TEXT PASSAGE —
================================

Val Melaina is the 1st zona of Rome, identified by the initials Z. I, lying north of the city centre and covering an area of 6.2447 km².

The classic 1948 film Bicycle Thieves and Luigi Zampa's Il medico della mutua (1968) were shot in Val Melaina.

== Geography ==
Val Melaina is in the northern part of the city, inside the Grande Raccordo Anulare. The boroughs of Nuovo Salario and Prati Fiscali are located within this zone.

The territory of Val Melaina includes the major part of the urban zone 4B Val Melaina, a little part of the urban zone 4E Serpentara and the southern part of the urban zone 4L Aeroporto dell'Urbe.

===Boundaries===
Northward, the zona borders with Castel Giubileo (Z. II), from which is separated by the countryside, between the river Tiber and Via Pian di Scò, by Via Pian di Scò itself, then by Via Gaetano Martino, Via Giacomo Brodolini and Viadotto Antonio Segni.

To the east, Val Melaina borders with Casal Boccone (Z. IV), whose boundary is marked by the stretch of Via delle Vigne Nuove between Viadotto Antonio Segni and Via Monte Resegone. To the south-east, it borders with Quartiere Monte Sacro (Q. XVI), from which is separated by Via Monte Resegone, Via Monte Massico, Via di Valle Melaina, Piazzale Jonio and Via dei Prati Fiscali up to Ponte Salario.

Southward, Val Melaina shares a border with Quartiere Parioli (Q. II), which is outlined by the stretch of the river Aniene, between Ponte Salario and the Tiber.

Westward, the zona borders with Quartiere Tor di Quinto (Q. XVIII) and with Zona Grottarossa (Z. LVI): the boundary is marked by the river Tiber.

================================

DATA FOR ANALYSIS —
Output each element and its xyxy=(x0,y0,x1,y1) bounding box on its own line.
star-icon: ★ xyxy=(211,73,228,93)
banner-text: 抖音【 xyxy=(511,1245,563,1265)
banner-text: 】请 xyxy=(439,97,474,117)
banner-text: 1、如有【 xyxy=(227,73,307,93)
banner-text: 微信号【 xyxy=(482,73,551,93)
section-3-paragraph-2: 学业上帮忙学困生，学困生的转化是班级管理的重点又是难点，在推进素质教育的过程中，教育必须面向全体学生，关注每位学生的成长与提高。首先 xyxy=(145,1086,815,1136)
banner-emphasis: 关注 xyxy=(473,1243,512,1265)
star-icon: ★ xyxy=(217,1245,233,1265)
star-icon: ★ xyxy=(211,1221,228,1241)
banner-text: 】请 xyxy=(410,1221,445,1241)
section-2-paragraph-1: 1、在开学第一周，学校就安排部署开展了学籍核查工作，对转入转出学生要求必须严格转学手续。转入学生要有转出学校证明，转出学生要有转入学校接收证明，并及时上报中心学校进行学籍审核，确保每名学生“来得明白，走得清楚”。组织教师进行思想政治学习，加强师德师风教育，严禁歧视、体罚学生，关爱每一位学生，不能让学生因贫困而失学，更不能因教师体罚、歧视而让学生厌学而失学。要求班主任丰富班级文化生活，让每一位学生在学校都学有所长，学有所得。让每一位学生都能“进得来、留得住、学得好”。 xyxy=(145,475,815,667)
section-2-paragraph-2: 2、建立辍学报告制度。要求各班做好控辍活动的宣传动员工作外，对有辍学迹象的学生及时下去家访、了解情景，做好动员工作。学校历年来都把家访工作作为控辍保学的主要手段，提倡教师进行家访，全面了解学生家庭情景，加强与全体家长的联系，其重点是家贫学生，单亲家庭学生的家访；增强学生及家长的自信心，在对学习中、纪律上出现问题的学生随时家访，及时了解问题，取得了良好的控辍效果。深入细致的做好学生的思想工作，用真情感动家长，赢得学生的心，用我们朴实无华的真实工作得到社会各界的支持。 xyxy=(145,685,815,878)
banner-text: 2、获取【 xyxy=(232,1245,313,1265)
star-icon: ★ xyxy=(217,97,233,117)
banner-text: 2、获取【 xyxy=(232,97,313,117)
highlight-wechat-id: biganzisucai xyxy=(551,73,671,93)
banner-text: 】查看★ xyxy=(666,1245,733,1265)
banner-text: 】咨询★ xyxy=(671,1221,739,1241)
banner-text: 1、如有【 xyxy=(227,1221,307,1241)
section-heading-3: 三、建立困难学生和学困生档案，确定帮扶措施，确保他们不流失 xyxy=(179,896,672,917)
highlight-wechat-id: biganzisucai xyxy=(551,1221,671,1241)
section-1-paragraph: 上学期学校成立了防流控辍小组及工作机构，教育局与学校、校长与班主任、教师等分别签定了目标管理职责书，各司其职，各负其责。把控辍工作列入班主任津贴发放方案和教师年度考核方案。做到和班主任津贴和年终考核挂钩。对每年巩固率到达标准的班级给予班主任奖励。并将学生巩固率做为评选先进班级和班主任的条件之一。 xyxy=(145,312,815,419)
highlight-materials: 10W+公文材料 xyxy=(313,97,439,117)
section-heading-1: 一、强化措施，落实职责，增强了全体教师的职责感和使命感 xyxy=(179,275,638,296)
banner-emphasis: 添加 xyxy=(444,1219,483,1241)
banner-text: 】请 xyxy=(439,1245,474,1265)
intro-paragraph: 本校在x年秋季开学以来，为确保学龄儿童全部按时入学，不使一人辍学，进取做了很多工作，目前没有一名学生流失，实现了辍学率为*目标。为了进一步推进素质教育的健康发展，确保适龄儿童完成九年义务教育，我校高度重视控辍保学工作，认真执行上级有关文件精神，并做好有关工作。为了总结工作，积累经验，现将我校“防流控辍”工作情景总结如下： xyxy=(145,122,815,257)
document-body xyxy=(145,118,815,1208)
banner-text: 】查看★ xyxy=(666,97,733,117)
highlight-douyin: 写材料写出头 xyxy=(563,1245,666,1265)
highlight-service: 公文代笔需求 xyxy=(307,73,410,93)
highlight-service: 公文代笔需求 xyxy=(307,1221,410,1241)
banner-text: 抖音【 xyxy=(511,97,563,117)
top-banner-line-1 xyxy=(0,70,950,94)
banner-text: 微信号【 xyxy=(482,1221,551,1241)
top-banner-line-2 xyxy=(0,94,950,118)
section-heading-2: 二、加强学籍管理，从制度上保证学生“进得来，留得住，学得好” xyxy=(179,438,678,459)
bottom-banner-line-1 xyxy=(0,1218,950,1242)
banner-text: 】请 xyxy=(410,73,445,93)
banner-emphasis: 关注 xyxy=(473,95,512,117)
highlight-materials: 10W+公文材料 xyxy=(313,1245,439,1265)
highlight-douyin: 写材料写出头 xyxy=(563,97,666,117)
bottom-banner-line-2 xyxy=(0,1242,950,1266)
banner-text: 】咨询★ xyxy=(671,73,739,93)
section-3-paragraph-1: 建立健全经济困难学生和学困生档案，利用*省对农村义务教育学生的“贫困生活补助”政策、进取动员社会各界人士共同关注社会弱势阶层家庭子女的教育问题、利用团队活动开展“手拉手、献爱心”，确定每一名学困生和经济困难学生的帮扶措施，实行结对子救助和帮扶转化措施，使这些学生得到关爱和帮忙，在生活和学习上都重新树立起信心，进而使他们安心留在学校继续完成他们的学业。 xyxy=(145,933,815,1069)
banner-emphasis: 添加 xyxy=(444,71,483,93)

================================

WORK TASK 1 —
List every zona and quartiere that the Val Melaina passage names as sharing a border with Val Melaina.
WORK TASK 2 —
Reproduce the part of the Val Melaina passage starting at "The classic 1948" and ending at "4L Aeroporto dell'Urbe.".

WRITTEN RESPONSE 1 —
Castel Giubileo (Z. II)
Casal Boccone (Z. IV)
Quartiere Monte Sacro (Q. XVI)
Quartiere Parioli (Q. II)
Quartiere Tor di Quinto (Q. XVIII)
Zona Grottarossa (Z. LVI)

WRITTEN RESPONSE 2 —
The classic 1948 film Bicycle Thieves and Luigi Zampa's Il medico della mutua (1968) were shot in Val Melaina.

== Geography ==
Val Melaina is in the northern part of the city, inside the Grande Raccordo Anulare. The boroughs of Nuovo Salario and Prati Fiscali are located within this zone.

The territory of Val Melaina includes the major part of the urban zone 4B Val Melaina, a little part of the urban zone 4E Serpentara and the southern part of the urban zone 4L Aeroporto dell'Urbe.